REQUEST>
Scan the lines below for the string "this" and report how many lines contain it, giving only the number.

■ ■ ■

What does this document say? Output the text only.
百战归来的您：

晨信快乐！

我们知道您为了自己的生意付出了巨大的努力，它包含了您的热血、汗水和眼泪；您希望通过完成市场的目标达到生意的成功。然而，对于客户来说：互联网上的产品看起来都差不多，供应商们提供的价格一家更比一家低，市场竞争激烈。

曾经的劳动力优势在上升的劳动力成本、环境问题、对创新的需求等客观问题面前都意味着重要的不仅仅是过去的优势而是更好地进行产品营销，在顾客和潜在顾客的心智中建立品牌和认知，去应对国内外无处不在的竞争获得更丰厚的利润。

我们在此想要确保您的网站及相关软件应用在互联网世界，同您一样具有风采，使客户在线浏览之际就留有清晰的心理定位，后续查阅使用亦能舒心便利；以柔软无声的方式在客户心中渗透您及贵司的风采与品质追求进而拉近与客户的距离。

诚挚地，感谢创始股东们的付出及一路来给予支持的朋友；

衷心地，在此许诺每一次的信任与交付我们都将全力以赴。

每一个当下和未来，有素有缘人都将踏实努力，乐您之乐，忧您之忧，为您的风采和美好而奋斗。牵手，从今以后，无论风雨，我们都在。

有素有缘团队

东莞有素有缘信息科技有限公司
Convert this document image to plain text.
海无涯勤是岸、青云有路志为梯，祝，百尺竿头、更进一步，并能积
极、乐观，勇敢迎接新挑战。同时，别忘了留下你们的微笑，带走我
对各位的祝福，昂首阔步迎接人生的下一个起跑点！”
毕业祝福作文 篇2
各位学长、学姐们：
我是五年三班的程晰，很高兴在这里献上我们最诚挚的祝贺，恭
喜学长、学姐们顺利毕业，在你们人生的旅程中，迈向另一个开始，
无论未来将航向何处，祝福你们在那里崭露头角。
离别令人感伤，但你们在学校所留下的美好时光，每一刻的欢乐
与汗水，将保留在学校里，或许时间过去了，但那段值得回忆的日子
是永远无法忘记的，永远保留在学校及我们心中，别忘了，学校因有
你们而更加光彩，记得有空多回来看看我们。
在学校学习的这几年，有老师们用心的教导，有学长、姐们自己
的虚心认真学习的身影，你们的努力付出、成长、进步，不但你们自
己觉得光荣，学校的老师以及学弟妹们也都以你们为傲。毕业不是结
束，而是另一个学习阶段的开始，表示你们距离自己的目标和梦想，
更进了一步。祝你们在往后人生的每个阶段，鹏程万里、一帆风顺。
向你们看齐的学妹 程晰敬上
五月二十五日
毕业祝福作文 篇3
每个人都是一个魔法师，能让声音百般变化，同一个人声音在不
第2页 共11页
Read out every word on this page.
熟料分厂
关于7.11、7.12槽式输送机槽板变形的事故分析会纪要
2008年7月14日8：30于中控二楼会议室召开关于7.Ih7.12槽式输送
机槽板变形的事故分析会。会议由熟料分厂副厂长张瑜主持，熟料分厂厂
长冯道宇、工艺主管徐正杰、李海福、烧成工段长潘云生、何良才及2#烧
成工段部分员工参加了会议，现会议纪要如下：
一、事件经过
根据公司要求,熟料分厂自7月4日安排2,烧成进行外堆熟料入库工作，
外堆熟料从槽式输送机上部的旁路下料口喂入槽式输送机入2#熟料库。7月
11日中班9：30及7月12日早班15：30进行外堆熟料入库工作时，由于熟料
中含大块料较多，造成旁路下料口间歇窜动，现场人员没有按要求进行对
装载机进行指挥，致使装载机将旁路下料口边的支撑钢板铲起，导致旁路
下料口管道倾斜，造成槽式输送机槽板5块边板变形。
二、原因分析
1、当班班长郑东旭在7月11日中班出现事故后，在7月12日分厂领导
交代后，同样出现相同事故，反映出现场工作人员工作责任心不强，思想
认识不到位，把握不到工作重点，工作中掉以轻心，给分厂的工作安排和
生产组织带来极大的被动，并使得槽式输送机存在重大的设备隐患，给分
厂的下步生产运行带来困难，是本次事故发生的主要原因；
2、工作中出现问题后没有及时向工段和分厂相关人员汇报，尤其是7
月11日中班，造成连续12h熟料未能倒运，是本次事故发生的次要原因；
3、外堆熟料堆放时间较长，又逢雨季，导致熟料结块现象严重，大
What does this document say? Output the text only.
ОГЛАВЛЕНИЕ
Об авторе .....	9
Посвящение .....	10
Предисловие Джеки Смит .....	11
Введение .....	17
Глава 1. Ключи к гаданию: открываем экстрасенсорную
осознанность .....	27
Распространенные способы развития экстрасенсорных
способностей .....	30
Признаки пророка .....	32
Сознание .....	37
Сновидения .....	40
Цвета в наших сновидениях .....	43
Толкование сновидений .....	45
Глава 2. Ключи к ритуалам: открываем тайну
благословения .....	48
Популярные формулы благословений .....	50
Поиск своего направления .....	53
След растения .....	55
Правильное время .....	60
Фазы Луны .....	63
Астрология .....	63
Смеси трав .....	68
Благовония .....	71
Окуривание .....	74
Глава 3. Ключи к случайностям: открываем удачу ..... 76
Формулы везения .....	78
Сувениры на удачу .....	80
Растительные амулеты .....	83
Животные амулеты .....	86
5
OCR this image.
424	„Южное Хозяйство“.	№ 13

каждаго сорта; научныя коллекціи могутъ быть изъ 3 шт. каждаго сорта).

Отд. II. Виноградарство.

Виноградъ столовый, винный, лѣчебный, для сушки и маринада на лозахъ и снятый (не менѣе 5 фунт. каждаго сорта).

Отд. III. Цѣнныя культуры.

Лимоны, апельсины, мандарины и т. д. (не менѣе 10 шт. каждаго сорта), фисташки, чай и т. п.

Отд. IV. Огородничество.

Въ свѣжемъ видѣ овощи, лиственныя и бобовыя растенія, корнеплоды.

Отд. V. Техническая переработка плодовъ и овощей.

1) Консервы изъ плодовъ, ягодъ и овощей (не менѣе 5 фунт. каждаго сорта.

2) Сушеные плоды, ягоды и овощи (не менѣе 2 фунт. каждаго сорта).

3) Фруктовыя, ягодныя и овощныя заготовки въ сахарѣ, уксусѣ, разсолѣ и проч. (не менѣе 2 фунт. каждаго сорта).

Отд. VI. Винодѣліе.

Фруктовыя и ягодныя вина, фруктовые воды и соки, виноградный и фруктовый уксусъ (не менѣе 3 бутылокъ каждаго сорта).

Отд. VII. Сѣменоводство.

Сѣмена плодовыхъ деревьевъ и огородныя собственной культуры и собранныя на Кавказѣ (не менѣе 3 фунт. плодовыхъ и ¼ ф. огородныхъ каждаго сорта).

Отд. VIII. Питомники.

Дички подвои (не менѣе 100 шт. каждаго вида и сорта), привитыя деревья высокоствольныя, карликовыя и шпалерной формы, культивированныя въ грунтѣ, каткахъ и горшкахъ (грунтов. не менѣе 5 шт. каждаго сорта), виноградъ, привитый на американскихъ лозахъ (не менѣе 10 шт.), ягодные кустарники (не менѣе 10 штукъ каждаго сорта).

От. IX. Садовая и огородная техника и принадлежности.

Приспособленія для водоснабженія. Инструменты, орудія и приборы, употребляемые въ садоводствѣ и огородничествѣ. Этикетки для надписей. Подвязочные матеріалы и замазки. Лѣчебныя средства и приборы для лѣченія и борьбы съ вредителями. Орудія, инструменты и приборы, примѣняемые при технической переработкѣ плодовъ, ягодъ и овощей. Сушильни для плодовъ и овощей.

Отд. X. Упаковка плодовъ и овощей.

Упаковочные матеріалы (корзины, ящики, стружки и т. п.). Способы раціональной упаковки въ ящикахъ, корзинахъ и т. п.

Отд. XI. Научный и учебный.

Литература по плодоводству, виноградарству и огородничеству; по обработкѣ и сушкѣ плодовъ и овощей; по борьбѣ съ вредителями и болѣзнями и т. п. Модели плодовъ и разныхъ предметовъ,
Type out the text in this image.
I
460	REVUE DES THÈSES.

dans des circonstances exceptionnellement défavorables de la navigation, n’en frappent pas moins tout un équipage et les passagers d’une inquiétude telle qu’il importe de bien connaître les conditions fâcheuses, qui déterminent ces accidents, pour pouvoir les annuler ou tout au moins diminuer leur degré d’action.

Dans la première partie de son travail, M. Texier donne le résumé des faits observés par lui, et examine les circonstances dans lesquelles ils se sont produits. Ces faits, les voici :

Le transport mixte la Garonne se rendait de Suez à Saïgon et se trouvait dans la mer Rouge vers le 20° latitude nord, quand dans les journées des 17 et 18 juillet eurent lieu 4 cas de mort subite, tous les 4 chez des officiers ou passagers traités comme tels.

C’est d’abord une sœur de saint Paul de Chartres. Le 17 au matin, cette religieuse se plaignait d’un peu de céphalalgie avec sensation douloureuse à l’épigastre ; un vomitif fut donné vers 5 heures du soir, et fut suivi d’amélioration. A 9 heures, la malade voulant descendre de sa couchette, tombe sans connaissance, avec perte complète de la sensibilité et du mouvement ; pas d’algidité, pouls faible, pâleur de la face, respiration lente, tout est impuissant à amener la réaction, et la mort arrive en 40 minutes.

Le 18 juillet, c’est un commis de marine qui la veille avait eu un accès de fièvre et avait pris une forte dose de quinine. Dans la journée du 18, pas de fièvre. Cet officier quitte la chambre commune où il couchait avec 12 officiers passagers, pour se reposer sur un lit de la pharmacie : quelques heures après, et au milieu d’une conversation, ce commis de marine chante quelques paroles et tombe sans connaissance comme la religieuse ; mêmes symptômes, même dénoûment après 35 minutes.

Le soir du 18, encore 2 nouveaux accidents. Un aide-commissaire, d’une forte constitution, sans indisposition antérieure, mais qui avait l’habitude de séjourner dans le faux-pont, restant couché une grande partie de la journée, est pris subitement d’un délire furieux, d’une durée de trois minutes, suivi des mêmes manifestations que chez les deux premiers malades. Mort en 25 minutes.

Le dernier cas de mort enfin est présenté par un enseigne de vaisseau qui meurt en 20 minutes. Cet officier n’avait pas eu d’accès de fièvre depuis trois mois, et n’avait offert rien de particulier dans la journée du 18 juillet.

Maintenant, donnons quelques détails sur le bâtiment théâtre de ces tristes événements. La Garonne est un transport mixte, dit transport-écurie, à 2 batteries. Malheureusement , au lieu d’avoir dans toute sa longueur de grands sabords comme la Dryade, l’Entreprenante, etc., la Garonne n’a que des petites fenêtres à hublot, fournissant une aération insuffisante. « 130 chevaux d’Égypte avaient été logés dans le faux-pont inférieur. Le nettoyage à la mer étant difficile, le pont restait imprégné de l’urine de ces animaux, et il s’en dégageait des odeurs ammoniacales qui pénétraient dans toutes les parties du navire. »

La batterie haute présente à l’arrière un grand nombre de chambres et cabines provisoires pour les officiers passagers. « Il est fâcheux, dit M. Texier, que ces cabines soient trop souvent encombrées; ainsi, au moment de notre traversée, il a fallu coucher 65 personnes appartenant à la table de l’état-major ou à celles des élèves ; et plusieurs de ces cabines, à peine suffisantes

■ ■ ■

SOLUTION>
6